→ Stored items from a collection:

┄┄┄┄┄┄

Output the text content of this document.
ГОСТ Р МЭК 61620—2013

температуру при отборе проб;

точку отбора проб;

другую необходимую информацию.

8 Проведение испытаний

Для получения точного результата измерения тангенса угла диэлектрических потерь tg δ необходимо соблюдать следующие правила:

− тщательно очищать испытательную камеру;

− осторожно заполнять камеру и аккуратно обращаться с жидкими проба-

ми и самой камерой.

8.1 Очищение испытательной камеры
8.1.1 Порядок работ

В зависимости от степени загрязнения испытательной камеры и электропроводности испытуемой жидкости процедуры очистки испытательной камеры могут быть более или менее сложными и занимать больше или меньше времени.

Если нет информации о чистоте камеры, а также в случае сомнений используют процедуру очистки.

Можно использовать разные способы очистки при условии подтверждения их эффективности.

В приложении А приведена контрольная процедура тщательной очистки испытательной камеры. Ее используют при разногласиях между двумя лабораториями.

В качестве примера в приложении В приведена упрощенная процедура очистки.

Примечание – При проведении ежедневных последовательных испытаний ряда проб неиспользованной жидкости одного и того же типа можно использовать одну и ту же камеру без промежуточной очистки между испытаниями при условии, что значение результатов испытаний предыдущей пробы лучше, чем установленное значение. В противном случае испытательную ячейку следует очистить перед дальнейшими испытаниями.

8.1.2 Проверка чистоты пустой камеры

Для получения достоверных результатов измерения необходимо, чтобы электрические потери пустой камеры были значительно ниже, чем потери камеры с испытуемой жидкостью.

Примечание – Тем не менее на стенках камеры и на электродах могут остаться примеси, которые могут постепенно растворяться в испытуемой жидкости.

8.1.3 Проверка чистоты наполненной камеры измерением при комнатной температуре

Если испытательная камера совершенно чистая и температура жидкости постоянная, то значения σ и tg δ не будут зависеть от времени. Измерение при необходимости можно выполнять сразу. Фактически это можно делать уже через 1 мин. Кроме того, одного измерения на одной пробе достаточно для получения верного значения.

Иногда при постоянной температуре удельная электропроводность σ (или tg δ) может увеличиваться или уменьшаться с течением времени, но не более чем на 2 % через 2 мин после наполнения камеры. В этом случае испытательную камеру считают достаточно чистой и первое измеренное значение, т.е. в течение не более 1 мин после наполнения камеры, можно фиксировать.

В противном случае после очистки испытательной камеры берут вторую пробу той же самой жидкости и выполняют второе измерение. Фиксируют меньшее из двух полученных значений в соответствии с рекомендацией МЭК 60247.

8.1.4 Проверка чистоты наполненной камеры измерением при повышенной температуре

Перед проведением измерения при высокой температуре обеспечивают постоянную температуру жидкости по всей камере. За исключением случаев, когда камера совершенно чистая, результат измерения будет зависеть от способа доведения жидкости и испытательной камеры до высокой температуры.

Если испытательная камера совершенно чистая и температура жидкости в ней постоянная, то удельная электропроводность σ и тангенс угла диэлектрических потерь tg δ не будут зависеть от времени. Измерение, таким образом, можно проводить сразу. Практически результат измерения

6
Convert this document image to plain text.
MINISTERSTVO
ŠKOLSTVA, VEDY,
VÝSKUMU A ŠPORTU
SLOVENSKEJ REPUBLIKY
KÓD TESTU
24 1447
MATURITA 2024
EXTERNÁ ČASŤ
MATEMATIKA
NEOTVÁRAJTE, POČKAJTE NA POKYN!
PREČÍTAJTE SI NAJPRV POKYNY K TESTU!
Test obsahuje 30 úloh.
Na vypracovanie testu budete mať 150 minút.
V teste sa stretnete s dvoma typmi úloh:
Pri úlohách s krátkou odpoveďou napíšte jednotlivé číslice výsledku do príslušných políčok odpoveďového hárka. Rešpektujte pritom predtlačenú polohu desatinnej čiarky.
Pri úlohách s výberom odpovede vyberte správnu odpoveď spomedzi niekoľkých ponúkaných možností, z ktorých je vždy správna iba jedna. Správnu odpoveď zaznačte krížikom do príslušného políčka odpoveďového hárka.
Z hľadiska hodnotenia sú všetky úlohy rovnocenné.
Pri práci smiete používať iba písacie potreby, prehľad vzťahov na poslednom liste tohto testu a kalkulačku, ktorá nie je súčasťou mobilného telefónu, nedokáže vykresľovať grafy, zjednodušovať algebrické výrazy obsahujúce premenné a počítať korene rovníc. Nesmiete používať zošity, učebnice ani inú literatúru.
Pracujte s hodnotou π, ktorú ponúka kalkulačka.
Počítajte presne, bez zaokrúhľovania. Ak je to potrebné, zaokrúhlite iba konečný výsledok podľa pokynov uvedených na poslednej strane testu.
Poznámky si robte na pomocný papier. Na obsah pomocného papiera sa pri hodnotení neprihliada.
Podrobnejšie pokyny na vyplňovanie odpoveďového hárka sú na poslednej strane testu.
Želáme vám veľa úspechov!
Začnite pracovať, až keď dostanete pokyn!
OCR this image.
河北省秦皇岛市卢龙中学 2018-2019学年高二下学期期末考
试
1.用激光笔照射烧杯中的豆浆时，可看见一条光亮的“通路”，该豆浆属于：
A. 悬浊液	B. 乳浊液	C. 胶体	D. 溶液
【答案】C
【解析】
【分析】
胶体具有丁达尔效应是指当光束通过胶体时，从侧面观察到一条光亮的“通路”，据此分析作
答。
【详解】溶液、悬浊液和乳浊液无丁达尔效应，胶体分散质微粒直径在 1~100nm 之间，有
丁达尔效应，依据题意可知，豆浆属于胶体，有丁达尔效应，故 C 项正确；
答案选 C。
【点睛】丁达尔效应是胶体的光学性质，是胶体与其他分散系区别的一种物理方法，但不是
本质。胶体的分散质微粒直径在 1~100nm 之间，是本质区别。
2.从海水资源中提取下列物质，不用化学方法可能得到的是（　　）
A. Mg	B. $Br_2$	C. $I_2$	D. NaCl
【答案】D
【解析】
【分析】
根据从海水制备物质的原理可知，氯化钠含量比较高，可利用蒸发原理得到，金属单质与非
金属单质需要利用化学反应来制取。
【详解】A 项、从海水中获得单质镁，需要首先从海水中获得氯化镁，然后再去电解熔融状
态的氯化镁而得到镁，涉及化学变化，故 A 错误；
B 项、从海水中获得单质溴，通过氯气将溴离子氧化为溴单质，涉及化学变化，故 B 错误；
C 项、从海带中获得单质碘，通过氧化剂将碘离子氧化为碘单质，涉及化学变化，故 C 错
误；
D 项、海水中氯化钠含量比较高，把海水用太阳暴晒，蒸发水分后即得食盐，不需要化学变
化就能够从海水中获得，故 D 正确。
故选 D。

┄┄┄┄┄┄

→ TO BE DONE: Give the number of lines in the entries above that include the string "постоянная". No other output is expected.

→ SOLUTION BELOW: 2